#### Exercise data

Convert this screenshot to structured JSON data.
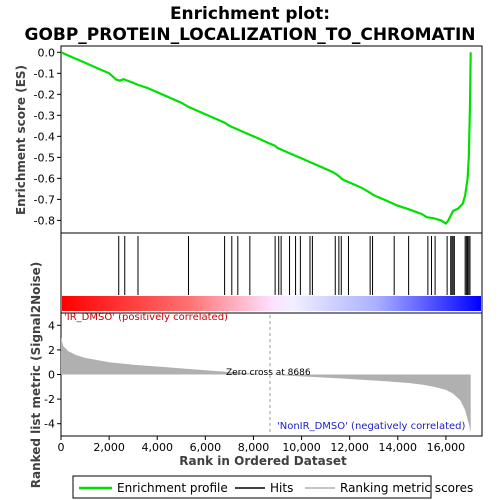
{
  "chart_data": {
    "type": "line",
    "title_line1": "Enrichment plot:",
    "title_line2": "GOBP_PROTEIN_LOCALIZATION_TO_CHROMATIN",
    "es_panel": {
      "ylabel": "Enrichment score (ES)",
      "ylim": [
        -0.86,
        0.03
      ],
      "yticks": [
        0.0,
        -0.1,
        -0.2,
        -0.3,
        -0.4,
        -0.5,
        -0.6,
        -0.7,
        -0.8
      ],
      "ytick_labels": [
        "0.0",
        "-0.1",
        "-0.2",
        "-0.3",
        "-0.4",
        "-0.5",
        "-0.6",
        "-0.7",
        "-0.8"
      ],
      "line_color": "#00e000",
      "series": [
        {
          "name": "Enrichment profile",
          "x": [
            0,
            500,
            1000,
            1500,
            2000,
            2300,
            2450,
            2600,
            3000,
            3200,
            3600,
            4000,
            4500,
            5000,
            5300,
            6000,
            6500,
            6800,
            7000,
            7300,
            7800,
            8300,
            8686,
            8900,
            9000,
            9500,
            10000,
            10400,
            10800,
            11300,
            11500,
            11700,
            12000,
            12500,
            12800,
            13000,
            13500,
            14000,
            14400,
            15000,
            15200,
            15500,
            15800,
            16000,
            16100,
            16300,
            16500,
            16700,
            16800,
            16900,
            16950,
            17000,
            17030
          ],
          "y": [
            0.0,
            -0.025,
            -0.05,
            -0.075,
            -0.1,
            -0.13,
            -0.135,
            -0.128,
            -0.145,
            -0.155,
            -0.17,
            -0.19,
            -0.215,
            -0.24,
            -0.26,
            -0.295,
            -0.32,
            -0.335,
            -0.35,
            -0.365,
            -0.39,
            -0.415,
            -0.435,
            -0.445,
            -0.455,
            -0.48,
            -0.505,
            -0.525,
            -0.545,
            -0.57,
            -0.585,
            -0.605,
            -0.62,
            -0.645,
            -0.665,
            -0.68,
            -0.705,
            -0.73,
            -0.745,
            -0.77,
            -0.785,
            -0.79,
            -0.8,
            -0.815,
            -0.8,
            -0.755,
            -0.745,
            -0.72,
            -0.68,
            -0.6,
            -0.5,
            -0.25,
            0.0
          ]
        }
      ]
    },
    "hits_panel": {
      "hit_ranks": [
        2400,
        2650,
        3200,
        5300,
        6800,
        7100,
        7350,
        7850,
        8900,
        9050,
        9150,
        9500,
        9750,
        9950,
        10350,
        10450,
        11400,
        11550,
        11650,
        11950,
        12850,
        12950,
        13850,
        14450,
        15250,
        15400,
        15550,
        16050,
        16200,
        16250,
        16300,
        16350,
        16800,
        16850,
        16900,
        16950,
        17000
      ]
    },
    "metric_panel": {
      "ylabel": "Ranked list metric (Signal2Noise)",
      "ylim": [
        -5,
        5
      ],
      "yticks": [
        4,
        2,
        0,
        -2,
        -4
      ],
      "ytick_labels": [
        "4",
        "2",
        "0",
        "-2",
        "-4"
      ],
      "x": [
        0,
        100,
        300,
        600,
        1000,
        2000,
        3000,
        4000,
        5000,
        6000,
        7000,
        8000,
        8686,
        9500,
        10500,
        11500,
        12500,
        13500,
        14500,
        15000,
        15500,
        16000,
        16300,
        16600,
        16800,
        16950,
        17030
      ],
      "values": [
        3.0,
        2.3,
        1.9,
        1.6,
        1.35,
        1.0,
        0.8,
        0.65,
        0.5,
        0.35,
        0.2,
        0.08,
        0.0,
        -0.1,
        -0.2,
        -0.3,
        -0.42,
        -0.55,
        -0.7,
        -0.82,
        -1.0,
        -1.25,
        -1.55,
        -2.1,
        -2.9,
        -4.0,
        -4.7
      ],
      "zero_cross_label": "Zero cross at 8686",
      "pos_label": "'IR_DMSO' (positively correlated)",
      "neg_label": "'NonIR_DMSO' (negatively correlated)"
    },
    "x_axis": {
      "label": "Rank in Ordered Dataset",
      "xlim": [
        0,
        17500
      ],
      "ticks": [
        0,
        2000,
        4000,
        6000,
        8000,
        10000,
        12000,
        14000,
        16000
      ],
      "tick_labels": [
        "0",
        "2,000",
        "4,000",
        "6,000",
        "8,000",
        "10,000",
        "12,000",
        "14,000",
        "16,000"
      ]
    },
    "legend": {
      "placement": "bottom",
      "items": [
        "Enrichment profile",
        "Hits",
        "Ranking metric scores"
      ]
    },
    "colors": {
      "es_line": "#00e000",
      "hit_line": "#000000",
      "metric_fill": "#b0b0b0",
      "pos_red": "#ff0000",
      "mid_white": "#ffffff",
      "neg_blue": "#0000ff"
    }
  }
}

########

### Problem statement:
Type the entries again verbatim. Any pictures should be skipped.

### Problem solution:
Convert this screenshot to structured JSON data.
{
  "chart_data": {
    "type": "line",
    "title_line1": "Enrichment plot:",
    "title_line2": "GOBP_PROTEIN_LOCALIZATION_TO_CHROMATIN",
    "es_panel": {
      "ylabel": "Enrichment score (ES)",
      "ylim": [
        -0.86,
        0.03
      ],
      "yticks": [
        0.0,
        -0.1,
        -0.2,
        -0.3,
        -0.4,
        -0.5,
        -0.6,
        -0.7,
        -0.8
      ],
      "ytick_labels": [
        "0.0",
        "-0.1",
        "-0.2",
        "-0.3",
        "-0.4",
        "-0.5",
        "-0.6",
        "-0.7",
        "-0.8"
      ],
      "line_color": "#00e000",
      "series": [
        {
          "name": "Enrichment profile",
          "x": [
            0,
            500,
            1000,
            1500,
            2000,
            2300,
            2450,
            2600,
            3000,
            3200,
            3600,
            4000,
            4500,
            5000,
            5300,
            6000,
            6500,
            6800,
            7000,
            7300,
            7800,
            8300,
            8686,
            8900,
            9000,
            9500,
            10000,
            10400,
            10800,
            11300,
            11500,
            11700,
            12000,
            12500,
            12800,
            13000,
            13500,
            14000,
            14400,
            15000,
            15200,
            15500,
            15800,
            16000,
            16100,
            16300,
            16500,
            16700,
            16800,
            16900,
            16950,
            17000,
            17030
          ],
          "y": [
            0.0,
            -0.025,
            -0.05,
            -0.075,
            -0.1,
            -0.13,
            -0.135,
            -0.128,
            -0.145,
            -0.155,
            -0.17,
            -0.19,
            -0.215,
            -0.24,
            -0.26,
            -0.295,
            -0.32,
            -0.335,
            -0.35,
            -0.365,
            -0.39,
            -0.415,
            -0.435,
            -0.445,
            -0.455,
            -0.48,
            -0.505,
            -0.525,
            -0.545,
            -0.57,
            -0.585,
            -0.605,
            -0.62,
            -0.645,
            -0.665,
            -0.68,
            -0.705,
            -0.73,
            -0.745,
            -0.77,
            -0.785,
            -0.79,
            -0.8,
            -0.815,
            -0.8,
            -0.755,
            -0.745,
            -0.72,
            -0.68,
            -0.6,
            -0.5,
            -0.25,
            0.0
          ]
        }
      ]
    },
    "hits_panel": {
      "hit_ranks": [
        2400,
        2650,
        3200,
        5300,
        6800,
        7100,
        7350,
        7850,
        8900,
        9050,
        9150,
        9500,
        9750,
        9950,
        10350,
        10450,
        11400,
        11550,
        11650,
        11950,
        12850,
        12950,
        13850,
        14450,
        15250,
        15400,
        15550,
        16050,
        16200,
        16250,
        16300,
        16350,
        16800,
        16850,
        16900,
        16950,
        17000
      ]
    },
    "metric_panel": {
      "ylabel": "Ranked list metric (Signal2Noise)",
      "ylim": [
        -5,
        5
      ],
      "yticks": [
        4,
        2,
        0,
        -2,
        -4
      ],
      "ytick_labels": [
        "4",
        "2",
        "0",
        "-2",
        "-4"
      ],
      "x": [
        0,
        100,
        300,
        600,
        1000,
        2000,
        3000,
        4000,
        5000,
        6000,
        7000,
        8000,
        8686,
        9500,
        10500,
        11500,
        12500,
        13500,
        14500,
        15000,
        15500,
        16000,
        16300,
        16600,
        16800,
        16950,
        17030
      ],
      "values": [
        3.0,
        2.3,
        1.9,
        1.6,
        1.35,
        1.0,
        0.8,
        0.65,
        0.5,
        0.35,
        0.2,
        0.08,
        0.0,
        -0.1,
        -0.2,
        -0.3,
        -0.42,
        -0.55,
        -0.7,
        -0.82,
        -1.0,
        -1.25,
        -1.55,
        -2.1,
        -2.9,
        -4.0,
        -4.7
      ],
      "zero_cross_label": "Zero cross at 8686",
      "pos_label": "'IR_DMSO' (positively correlated)",
      "neg_label": "'NonIR_DMSO' (negatively correlated)"
    },
    "x_axis": {
      "label": "Rank in Ordered Dataset",
      "xlim": [
        0,
        17500
      ],
      "ticks": [
        0,
        2000,
        4000,
        6000,
        8000,
        10000,
        12000,
        14000,
        16000
      ],
      "tick_labels": [
        "0",
        "2,000",
        "4,000",
        "6,000",
        "8,000",
        "10,000",
        "12,000",
        "14,000",
        "16,000"
      ]
    },
    "legend": {
      "placement": "bottom",
      "items": [
        "Enrichment profile",
        "Hits",
        "Ranking metric scores"
      ]
    },
    "colors": {
      "es_line": "#00e000",
      "hit_line": "#000000",
      "metric_fill": "#b0b0b0",
      "pos_red": "#ff0000",
      "mid_white": "#ffffff",
      "neg_blue": "#0000ff"
    }
  }
}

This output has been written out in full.